Exercise goal |
Find the lines that contain the word "value" and copy each one.

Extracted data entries
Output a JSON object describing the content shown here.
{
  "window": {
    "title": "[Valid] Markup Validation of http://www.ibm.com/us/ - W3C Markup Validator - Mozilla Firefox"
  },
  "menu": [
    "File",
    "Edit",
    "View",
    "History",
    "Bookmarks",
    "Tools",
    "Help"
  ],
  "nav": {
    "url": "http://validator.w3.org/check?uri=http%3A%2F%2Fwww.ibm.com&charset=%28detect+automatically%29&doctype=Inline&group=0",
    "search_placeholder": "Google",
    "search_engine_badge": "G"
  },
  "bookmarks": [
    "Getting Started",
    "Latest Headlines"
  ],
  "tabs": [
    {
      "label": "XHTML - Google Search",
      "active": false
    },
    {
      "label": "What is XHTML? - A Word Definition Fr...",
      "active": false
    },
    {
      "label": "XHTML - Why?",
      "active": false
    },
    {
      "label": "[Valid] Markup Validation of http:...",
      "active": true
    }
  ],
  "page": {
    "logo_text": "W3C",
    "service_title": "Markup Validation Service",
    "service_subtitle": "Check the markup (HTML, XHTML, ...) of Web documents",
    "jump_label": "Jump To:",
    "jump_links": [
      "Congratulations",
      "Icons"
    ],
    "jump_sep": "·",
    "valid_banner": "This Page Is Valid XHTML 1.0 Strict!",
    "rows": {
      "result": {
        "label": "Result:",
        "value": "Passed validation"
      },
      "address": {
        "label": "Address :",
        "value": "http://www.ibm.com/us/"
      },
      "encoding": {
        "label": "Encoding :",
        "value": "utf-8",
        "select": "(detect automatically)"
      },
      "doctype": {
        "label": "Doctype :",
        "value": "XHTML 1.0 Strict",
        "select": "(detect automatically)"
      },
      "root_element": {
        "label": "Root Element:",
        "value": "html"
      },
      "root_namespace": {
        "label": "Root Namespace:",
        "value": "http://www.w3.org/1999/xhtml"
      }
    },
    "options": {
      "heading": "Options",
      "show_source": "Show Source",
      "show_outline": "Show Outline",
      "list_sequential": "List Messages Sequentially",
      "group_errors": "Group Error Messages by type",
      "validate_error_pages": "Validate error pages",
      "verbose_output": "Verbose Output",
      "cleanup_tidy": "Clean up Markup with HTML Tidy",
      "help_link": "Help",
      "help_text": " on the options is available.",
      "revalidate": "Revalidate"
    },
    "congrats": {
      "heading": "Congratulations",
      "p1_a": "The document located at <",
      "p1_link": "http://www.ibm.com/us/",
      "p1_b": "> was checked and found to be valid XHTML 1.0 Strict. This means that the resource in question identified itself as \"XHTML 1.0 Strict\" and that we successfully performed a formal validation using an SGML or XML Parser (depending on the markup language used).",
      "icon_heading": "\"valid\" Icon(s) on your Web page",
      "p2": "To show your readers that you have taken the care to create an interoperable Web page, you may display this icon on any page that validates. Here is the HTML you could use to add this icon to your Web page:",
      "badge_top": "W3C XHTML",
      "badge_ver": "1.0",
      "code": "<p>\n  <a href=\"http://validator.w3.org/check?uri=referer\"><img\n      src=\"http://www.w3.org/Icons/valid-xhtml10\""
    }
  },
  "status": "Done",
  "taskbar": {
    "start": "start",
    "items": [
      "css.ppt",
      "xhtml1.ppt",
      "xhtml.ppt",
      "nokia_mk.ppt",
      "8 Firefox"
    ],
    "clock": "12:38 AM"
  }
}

The reply |
        "value": "Passed validation"
        "value": "http://www.ibm.com/us/"
        "value": "utf-8",
        "value": "XHTML 1.0 Strict",
        "value": "html"
        "value": "http://www.w3.org/1999/xhtml"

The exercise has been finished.